## Given records
== == ==
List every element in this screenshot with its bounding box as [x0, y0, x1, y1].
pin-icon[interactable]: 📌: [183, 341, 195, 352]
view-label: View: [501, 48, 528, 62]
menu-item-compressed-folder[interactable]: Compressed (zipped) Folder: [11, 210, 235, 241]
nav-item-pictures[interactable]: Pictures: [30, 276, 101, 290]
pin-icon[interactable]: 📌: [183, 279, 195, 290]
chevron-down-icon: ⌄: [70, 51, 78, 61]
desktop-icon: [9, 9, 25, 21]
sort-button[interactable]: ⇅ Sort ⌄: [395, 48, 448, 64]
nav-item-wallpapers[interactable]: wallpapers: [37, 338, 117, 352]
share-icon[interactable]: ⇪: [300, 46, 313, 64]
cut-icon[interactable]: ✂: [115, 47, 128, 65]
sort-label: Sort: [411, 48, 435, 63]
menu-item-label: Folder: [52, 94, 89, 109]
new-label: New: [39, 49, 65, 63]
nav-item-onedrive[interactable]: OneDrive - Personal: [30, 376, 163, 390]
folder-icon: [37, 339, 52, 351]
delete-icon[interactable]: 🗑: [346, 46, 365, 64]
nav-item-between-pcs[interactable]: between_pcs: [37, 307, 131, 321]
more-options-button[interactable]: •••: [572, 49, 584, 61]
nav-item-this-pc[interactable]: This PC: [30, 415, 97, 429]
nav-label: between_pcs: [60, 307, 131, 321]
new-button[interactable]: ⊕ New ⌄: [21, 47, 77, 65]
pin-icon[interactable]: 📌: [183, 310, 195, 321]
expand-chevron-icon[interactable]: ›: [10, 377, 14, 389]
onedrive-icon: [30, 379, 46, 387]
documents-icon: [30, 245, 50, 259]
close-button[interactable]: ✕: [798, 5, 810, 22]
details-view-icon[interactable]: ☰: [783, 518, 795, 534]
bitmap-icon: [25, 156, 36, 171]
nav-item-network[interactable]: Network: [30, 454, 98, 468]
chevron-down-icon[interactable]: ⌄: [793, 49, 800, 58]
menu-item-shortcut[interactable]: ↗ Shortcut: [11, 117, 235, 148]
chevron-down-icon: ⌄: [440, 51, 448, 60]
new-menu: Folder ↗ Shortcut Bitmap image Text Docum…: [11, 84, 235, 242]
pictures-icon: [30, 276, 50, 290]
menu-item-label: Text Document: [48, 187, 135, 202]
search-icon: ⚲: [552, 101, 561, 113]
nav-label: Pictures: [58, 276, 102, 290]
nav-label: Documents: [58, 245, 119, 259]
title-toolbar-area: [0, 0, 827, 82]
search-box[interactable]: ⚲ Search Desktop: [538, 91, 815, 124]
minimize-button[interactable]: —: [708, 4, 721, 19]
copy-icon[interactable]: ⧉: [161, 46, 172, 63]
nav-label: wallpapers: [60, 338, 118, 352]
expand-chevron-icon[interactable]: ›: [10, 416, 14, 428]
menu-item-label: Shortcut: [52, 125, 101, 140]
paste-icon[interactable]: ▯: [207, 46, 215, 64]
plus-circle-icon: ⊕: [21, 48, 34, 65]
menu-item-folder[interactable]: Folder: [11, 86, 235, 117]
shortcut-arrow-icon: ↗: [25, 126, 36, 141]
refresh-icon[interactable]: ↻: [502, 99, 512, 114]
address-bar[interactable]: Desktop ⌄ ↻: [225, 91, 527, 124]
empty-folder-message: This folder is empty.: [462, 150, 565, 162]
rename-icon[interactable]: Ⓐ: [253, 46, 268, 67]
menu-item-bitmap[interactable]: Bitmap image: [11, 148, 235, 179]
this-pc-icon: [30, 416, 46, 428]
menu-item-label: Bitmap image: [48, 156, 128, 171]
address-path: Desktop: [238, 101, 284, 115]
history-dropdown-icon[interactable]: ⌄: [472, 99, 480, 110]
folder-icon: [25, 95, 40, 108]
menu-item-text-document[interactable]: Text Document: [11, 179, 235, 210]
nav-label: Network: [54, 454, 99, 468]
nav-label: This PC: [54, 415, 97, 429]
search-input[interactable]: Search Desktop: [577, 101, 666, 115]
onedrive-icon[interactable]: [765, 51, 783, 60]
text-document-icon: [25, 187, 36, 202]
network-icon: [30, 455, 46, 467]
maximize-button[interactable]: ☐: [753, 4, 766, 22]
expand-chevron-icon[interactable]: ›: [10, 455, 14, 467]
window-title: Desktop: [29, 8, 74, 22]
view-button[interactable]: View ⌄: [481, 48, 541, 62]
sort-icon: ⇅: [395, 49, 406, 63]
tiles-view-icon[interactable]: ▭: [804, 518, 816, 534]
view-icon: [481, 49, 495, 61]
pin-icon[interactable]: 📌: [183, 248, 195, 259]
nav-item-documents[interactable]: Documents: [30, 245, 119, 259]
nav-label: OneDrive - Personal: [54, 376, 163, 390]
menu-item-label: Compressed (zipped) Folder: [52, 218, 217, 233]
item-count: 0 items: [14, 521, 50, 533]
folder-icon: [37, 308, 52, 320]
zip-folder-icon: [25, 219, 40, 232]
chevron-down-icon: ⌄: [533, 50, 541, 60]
== == ==
## Exercise objective
Reproduce the entries above line for line, with no changes.

## Answer
List every element in this screenshot with its bounding box as [x0, y0, x1, y1].
pin-icon[interactable]: 📌: [183, 341, 195, 352]
view-label: View: [501, 48, 528, 62]
menu-item-compressed-folder[interactable]: Compressed (zipped) Folder: [11, 210, 235, 241]
nav-item-pictures[interactable]: Pictures: [30, 276, 101, 290]
pin-icon[interactable]: 📌: [183, 279, 195, 290]
chevron-down-icon: ⌄: [70, 51, 78, 61]
desktop-icon: [9, 9, 25, 21]
sort-button[interactable]: ⇅ Sort ⌄: [395, 48, 448, 64]
nav-item-wallpapers[interactable]: wallpapers: [37, 338, 117, 352]
share-icon[interactable]: ⇪: [300, 46, 313, 64]
cut-icon[interactable]: ✂: [115, 47, 128, 65]
sort-label: Sort: [411, 48, 435, 63]
menu-item-label: Folder: [52, 94, 89, 109]
new-label: New: [39, 49, 65, 63]
nav-item-onedrive[interactable]: OneDrive - Personal: [30, 376, 163, 390]
folder-icon: [37, 339, 52, 351]
delete-icon[interactable]: 🗑: [346, 46, 365, 64]
nav-item-between-pcs[interactable]: between_pcs: [37, 307, 131, 321]
more-options-button[interactable]: •••: [572, 49, 584, 61]
nav-item-this-pc[interactable]: This PC: [30, 415, 97, 429]
nav-label: between_pcs: [60, 307, 131, 321]
new-button[interactable]: ⊕ New ⌄: [21, 47, 77, 65]
pin-icon[interactable]: 📌: [183, 310, 195, 321]
expand-chevron-icon[interactable]: ›: [10, 377, 14, 389]
onedrive-icon: [30, 379, 46, 387]
documents-icon: [30, 245, 50, 259]
close-button[interactable]: ✕: [798, 5, 810, 22]
details-view-icon[interactable]: ☰: [783, 518, 795, 534]
bitmap-icon: [25, 156, 36, 171]
nav-item-network[interactable]: Network: [30, 454, 98, 468]
chevron-down-icon[interactable]: ⌄: [793, 49, 800, 58]
menu-item-shortcut[interactable]: ↗ Shortcut: [11, 117, 235, 148]
chevron-down-icon: ⌄: [440, 51, 448, 60]
new-menu: Folder ↗ Shortcut Bitmap image Text Docum…: [11, 84, 235, 242]
pictures-icon: [30, 276, 50, 290]
menu-item-label: Text Document: [48, 187, 135, 202]
search-icon: ⚲: [552, 101, 561, 113]
nav-label: Pictures: [58, 276, 102, 290]
nav-label: Documents: [58, 245, 119, 259]
title-toolbar-area: [0, 0, 827, 82]
search-box[interactable]: ⚲ Search Desktop: [538, 91, 815, 124]
minimize-button[interactable]: —: [708, 4, 721, 19]
copy-icon[interactable]: ⧉: [161, 46, 172, 63]
nav-label: wallpapers: [60, 338, 118, 352]
expand-chevron-icon[interactable]: ›: [10, 416, 14, 428]
menu-item-label: Shortcut: [52, 125, 101, 140]
paste-icon[interactable]: ▯: [207, 46, 215, 64]
plus-circle-icon: ⊕: [21, 48, 34, 65]
menu-item-folder[interactable]: Folder: [11, 86, 235, 117]
shortcut-arrow-icon: ↗: [25, 126, 36, 141]
refresh-icon[interactable]: ↻: [502, 99, 512, 114]
address-bar[interactable]: Desktop ⌄ ↻: [225, 91, 527, 124]
empty-folder-message: This folder is empty.: [462, 150, 565, 162]
rename-icon[interactable]: Ⓐ: [253, 46, 268, 67]
menu-item-bitmap[interactable]: Bitmap image: [11, 148, 235, 179]
this-pc-icon: [30, 416, 46, 428]
menu-item-label: Bitmap image: [48, 156, 128, 171]
address-path: Desktop: [238, 101, 284, 115]
history-dropdown-icon[interactable]: ⌄: [472, 99, 480, 110]
folder-icon: [25, 95, 40, 108]
menu-item-text-document[interactable]: Text Document: [11, 179, 235, 210]
nav-label: Network: [54, 454, 99, 468]
nav-label: This PC: [54, 415, 97, 429]
search-input[interactable]: Search Desktop: [577, 101, 666, 115]
onedrive-icon[interactable]: [765, 51, 783, 60]
text-document-icon: [25, 187, 36, 202]
network-icon: [30, 455, 46, 467]
maximize-button[interactable]: ☐: [753, 4, 766, 22]
expand-chevron-icon[interactable]: ›: [10, 455, 14, 467]
window-title: Desktop: [29, 8, 74, 22]
view-button[interactable]: View ⌄: [481, 48, 541, 62]
sort-icon: ⇅: [395, 49, 406, 63]
tiles-view-icon[interactable]: ▭: [804, 518, 816, 534]
view-icon: [481, 49, 495, 61]
pin-icon[interactable]: 📌: [183, 248, 195, 259]
nav-item-documents[interactable]: Documents: [30, 245, 119, 259]
nav-label: OneDrive - Personal: [54, 376, 163, 390]
menu-item-label: Compressed (zipped) Folder: [52, 218, 217, 233]
item-count: 0 items: [14, 521, 50, 533]
folder-icon: [37, 308, 52, 320]
zip-folder-icon: [25, 219, 40, 232]
chevron-down-icon: ⌄: [533, 50, 541, 60]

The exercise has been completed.